WHAT TO WORK ON — Please copy all the lines that follow, word for word.

-- PROVIDED DATA start --

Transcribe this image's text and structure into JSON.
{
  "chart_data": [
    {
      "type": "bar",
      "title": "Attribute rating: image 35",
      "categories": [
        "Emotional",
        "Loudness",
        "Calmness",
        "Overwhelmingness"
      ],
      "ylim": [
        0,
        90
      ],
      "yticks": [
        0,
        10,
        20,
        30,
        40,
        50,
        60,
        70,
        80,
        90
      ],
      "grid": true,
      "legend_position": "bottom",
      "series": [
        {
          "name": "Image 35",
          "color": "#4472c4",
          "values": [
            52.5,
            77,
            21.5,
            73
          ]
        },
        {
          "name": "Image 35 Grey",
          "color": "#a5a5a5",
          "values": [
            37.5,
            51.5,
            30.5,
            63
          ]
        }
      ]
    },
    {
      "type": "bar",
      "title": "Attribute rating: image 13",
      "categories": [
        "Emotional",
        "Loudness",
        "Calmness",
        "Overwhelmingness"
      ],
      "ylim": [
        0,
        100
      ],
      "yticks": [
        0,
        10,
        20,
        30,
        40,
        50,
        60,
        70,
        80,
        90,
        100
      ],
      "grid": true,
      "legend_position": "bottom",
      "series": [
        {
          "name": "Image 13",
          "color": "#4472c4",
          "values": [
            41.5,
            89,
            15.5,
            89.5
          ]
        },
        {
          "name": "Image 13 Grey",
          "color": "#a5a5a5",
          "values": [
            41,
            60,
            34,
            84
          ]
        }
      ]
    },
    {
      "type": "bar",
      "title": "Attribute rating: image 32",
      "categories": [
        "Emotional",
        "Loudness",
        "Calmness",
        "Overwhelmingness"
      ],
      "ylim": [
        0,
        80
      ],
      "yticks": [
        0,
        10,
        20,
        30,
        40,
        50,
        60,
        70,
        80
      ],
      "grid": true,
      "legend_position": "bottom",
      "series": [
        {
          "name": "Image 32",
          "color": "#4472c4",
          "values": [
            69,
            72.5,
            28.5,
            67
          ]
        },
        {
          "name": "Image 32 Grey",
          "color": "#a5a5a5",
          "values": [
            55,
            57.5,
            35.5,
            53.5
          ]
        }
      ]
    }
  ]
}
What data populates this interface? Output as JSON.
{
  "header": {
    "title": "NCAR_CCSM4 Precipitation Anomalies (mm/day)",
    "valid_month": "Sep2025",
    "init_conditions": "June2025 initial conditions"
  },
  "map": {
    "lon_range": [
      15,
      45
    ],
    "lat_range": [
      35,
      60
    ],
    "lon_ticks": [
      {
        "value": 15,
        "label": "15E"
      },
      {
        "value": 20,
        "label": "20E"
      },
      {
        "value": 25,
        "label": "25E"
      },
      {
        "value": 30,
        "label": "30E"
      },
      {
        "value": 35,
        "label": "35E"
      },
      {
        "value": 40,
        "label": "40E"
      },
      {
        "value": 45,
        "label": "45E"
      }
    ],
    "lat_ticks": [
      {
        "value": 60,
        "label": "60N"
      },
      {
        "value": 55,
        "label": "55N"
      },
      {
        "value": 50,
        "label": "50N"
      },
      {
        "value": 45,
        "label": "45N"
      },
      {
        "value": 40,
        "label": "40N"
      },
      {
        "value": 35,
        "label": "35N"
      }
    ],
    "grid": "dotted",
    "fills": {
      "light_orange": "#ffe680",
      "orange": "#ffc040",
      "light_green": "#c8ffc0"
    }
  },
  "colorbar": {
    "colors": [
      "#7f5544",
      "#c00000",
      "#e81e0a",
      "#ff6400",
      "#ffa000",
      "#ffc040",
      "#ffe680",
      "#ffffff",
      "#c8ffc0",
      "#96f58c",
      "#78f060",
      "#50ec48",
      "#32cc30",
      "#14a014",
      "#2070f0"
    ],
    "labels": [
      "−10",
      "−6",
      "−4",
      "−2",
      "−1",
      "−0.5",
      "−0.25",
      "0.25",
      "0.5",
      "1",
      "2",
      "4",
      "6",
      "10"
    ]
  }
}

-- PROVIDED DATA end --

SOLUTION TO THE PROBLEM —
Transcribe this image's text and structure into JSON.
{
  "chart_data": [
    {
      "type": "bar",
      "title": "Attribute rating: image 35",
      "categories": [
        "Emotional",
        "Loudness",
        "Calmness",
        "Overwhelmingness"
      ],
      "ylim": [
        0,
        90
      ],
      "yticks": [
        0,
        10,
        20,
        30,
        40,
        50,
        60,
        70,
        80,
        90
      ],
      "grid": true,
      "legend_position": "bottom",
      "series": [
        {
          "name": "Image 35",
          "color": "#4472c4",
          "values": [
            52.5,
            77,
            21.5,
            73
          ]
        },
        {
          "name": "Image 35 Grey",
          "color": "#a5a5a5",
          "values": [
            37.5,
            51.5,
            30.5,
            63
          ]
        }
      ]
    },
    {
      "type": "bar",
      "title": "Attribute rating: image 13",
      "categories": [
        "Emotional",
        "Loudness",
        "Calmness",
        "Overwhelmingness"
      ],
      "ylim": [
        0,
        100
      ],
      "yticks": [
        0,
        10,
        20,
        30,
        40,
        50,
        60,
        70,
        80,
        90,
        100
      ],
      "grid": true,
      "legend_position": "bottom",
      "series": [
        {
          "name": "Image 13",
          "color": "#4472c4",
          "values": [
            41.5,
            89,
            15.5,
            89.5
          ]
        },
        {
          "name": "Image 13 Grey",
          "color": "#a5a5a5",
          "values": [
            41,
            60,
            34,
            84
          ]
        }
      ]
    },
    {
      "type": "bar",
      "title": "Attribute rating: image 32",
      "categories": [
        "Emotional",
        "Loudness",
        "Calmness",
        "Overwhelmingness"
      ],
      "ylim": [
        0,
        80
      ],
      "yticks": [
        0,
        10,
        20,
        30,
        40,
        50,
        60,
        70,
        80
      ],
      "grid": true,
      "legend_position": "bottom",
      "series": [
        {
          "name": "Image 32",
          "color": "#4472c4",
          "values": [
            69,
            72.5,
            28.5,
            67
          ]
        },
        {
          "name": "Image 32 Grey",
          "color": "#a5a5a5",
          "values": [
            55,
            57.5,
            35.5,
            53.5
          ]
        }
      ]
    }
  ]
}
What data populates this interface? Output as JSON.
{
  "header": {
    "title": "NCAR_CCSM4 Precipitation Anomalies (mm/day)",
    "valid_month": "Sep2025",
    "init_conditions": "June2025 initial conditions"
  },
  "map": {
    "lon_range": [
      15,
      45
    ],
    "lat_range": [
      35,
      60
    ],
    "lon_ticks": [
      {
        "value": 15,
        "label": "15E"
      },
      {
        "value": 20,
        "label": "20E"
      },
      {
        "value": 25,
        "label": "25E"
      },
      {
        "value": 30,
        "label": "30E"
      },
      {
        "value": 35,
        "label": "35E"
      },
      {
        "value": 40,
        "label": "40E"
      },
      {
        "value": 45,
        "label": "45E"
      }
    ],
    "lat_ticks": [
      {
        "value": 60,
        "label": "60N"
      },
      {
        "value": 55,
        "label": "55N"
      },
      {
        "value": 50,
        "label": "50N"
      },
      {
        "value": 45,
        "label": "45N"
      },
      {
        "value": 40,
        "label": "40N"
      },
      {
        "value": 35,
        "label": "35N"
      }
    ],
    "grid": "dotted",
    "fills": {
      "light_orange": "#ffe680",
      "orange": "#ffc040",
      "light_green": "#c8ffc0"
    }
  },
  "colorbar": {
    "colors": [
      "#7f5544",
      "#c00000",
      "#e81e0a",
      "#ff6400",
      "#ffa000",
      "#ffc040",
      "#ffe680",
      "#ffffff",
      "#c8ffc0",
      "#96f58c",
      "#78f060",
      "#50ec48",
      "#32cc30",
      "#14a014",
      "#2070f0"
    ],
    "labels": [
      "−10",
      "−6",
      "−4",
      "−2",
      "−1",
      "−0.5",
      "−0.25",
      "0.25",
      "0.5",
      "1",
      "2",
      "4",
      "6",
      "10"
    ]
  }
}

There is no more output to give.